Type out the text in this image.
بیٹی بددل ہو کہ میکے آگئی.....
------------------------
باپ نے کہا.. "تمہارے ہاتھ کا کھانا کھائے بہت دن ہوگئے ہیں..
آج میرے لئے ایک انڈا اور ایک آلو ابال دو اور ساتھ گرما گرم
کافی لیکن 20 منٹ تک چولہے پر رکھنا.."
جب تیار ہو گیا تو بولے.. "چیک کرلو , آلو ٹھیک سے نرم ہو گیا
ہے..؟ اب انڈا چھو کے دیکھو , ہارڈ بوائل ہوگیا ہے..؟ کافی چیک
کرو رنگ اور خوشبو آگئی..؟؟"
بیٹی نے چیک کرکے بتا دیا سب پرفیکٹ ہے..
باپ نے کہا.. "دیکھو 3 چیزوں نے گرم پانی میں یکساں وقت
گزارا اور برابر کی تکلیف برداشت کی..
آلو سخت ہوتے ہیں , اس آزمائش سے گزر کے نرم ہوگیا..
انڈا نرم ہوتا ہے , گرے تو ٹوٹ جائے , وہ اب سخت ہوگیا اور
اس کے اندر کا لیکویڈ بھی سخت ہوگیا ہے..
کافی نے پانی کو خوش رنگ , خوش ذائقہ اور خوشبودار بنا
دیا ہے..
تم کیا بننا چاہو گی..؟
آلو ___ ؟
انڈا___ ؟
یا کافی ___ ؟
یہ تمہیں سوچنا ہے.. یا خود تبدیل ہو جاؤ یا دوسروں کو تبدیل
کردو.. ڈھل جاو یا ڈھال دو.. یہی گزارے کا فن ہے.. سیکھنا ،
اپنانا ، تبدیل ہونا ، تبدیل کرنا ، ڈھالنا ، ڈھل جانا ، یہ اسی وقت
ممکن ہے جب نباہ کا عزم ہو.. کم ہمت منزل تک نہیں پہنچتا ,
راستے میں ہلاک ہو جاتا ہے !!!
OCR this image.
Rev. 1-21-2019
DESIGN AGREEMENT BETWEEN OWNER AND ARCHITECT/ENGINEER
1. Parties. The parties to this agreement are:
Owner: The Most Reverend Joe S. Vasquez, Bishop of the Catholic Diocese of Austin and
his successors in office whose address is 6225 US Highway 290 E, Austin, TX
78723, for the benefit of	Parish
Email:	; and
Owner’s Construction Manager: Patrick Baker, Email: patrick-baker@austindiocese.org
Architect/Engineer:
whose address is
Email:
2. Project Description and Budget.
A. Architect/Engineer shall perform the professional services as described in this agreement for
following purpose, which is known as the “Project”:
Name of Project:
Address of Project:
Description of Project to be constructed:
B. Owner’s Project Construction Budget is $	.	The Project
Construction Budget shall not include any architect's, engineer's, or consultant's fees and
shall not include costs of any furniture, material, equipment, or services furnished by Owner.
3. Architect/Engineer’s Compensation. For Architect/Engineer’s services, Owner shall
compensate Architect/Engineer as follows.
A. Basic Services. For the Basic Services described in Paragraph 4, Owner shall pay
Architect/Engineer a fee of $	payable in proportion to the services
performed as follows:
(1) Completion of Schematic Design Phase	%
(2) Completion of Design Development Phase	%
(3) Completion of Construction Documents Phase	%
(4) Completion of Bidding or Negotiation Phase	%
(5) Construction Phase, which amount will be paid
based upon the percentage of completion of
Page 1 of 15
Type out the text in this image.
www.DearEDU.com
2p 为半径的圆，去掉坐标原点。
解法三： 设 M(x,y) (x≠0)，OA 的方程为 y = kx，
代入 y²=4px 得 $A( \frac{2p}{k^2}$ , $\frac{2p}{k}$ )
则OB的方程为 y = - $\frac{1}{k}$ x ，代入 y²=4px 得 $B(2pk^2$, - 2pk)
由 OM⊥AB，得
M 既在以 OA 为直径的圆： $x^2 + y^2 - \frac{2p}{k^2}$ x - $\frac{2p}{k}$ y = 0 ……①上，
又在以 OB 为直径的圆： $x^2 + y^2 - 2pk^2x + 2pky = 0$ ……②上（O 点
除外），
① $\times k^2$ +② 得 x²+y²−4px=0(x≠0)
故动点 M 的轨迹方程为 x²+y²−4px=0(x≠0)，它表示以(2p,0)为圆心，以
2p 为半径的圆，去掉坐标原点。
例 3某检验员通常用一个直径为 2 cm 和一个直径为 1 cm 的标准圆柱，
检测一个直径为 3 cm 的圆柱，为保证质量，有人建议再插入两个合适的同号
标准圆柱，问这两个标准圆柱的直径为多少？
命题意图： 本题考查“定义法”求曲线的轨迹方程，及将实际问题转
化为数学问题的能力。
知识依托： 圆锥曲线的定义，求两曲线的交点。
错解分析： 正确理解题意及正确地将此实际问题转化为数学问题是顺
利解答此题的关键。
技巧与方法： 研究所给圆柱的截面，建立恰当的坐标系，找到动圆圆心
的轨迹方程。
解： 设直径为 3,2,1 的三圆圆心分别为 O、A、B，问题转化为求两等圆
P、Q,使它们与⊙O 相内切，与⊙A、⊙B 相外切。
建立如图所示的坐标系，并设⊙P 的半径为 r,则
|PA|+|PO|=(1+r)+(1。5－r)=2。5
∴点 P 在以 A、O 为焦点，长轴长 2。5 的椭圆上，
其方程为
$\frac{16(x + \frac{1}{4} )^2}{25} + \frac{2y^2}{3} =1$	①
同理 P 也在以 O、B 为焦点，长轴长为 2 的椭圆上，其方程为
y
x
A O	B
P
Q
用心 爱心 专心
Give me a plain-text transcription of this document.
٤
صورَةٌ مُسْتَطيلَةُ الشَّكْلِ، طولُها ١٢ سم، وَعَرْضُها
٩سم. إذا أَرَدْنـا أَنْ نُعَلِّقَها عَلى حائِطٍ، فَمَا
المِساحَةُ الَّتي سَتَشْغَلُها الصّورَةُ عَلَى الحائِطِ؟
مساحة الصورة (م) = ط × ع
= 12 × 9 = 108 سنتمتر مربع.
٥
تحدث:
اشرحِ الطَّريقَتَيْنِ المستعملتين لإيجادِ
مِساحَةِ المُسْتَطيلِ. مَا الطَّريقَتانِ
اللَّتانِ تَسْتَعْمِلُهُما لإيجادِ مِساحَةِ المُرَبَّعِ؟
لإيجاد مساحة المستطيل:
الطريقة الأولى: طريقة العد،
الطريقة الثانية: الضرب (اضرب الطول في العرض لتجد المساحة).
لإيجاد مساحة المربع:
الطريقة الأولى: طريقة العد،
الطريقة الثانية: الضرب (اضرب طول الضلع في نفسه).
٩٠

========================================================================

To be done:
Pick out the lines that include the word "described" and write them out.

Output of the exercise:
A. Architect/Engineer shall perform the professional services as described in this agreement for
A. Basic Services. For the Basic Services described in Paragraph 4, Owner shall pay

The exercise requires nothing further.